* START *

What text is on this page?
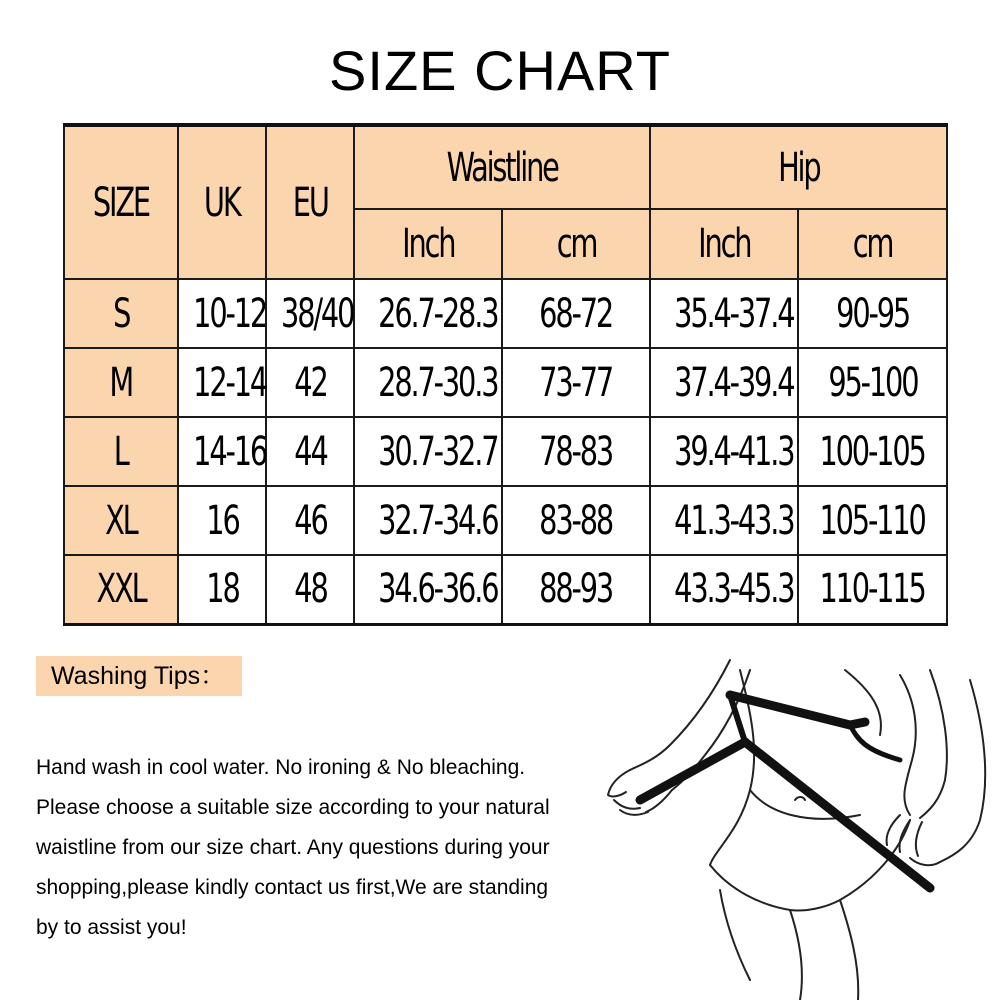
SIZE CHART
SIZE	UK	EU	Waistline		Hip	
			Inch	cm	Inch	cm
S	10-12	38/40	26.7-28.3	68-72	35.4-37.4	90-95
M	12-14	42	28.7-30.3	73-77	37.4-39.4	95-100
L	14-16	44	30.7-32.7	78-83	39.4-41.3	100-105
XL	16	46	32.7-34.6	83-88	41.3-43.3	105-110
XXL	18	48	34.6-36.6	88-93	43.3-45.3	110-115
Washing Tips：
Hand wash in cool water. No ironing & No bleaching.
Please choose a suitable size according to your natural
waistline from our size chart. Any questions during your
shopping,please kindly contact us first,We are standing
by to assist you!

* END *

**REQUIREMENTS**
Repeat the material above word for word, please, apart from its images.

**WRITTEN RESPONSE**
What text is on this page?
SIZE CHART
SIZE	UK	EU	Waistline		Hip	
			Inch	cm	Inch	cm
S	10-12	38/40	26.7-28.3	68-72	35.4-37.4	90-95
M	12-14	42	28.7-30.3	73-77	37.4-39.4	95-100
L	14-16	44	30.7-32.7	78-83	39.4-41.3	100-105
XL	16	46	32.7-34.6	83-88	41.3-43.3	105-110
XXL	18	48	34.6-36.6	88-93	43.3-45.3	110-115
Washing Tips：
Hand wash in cool water. No ironing & No bleaching.
Please choose a suitable size according to your natural
waistline from our size chart. Any questions during your
shopping,please kindly contact us first,We are standing
by to assist you!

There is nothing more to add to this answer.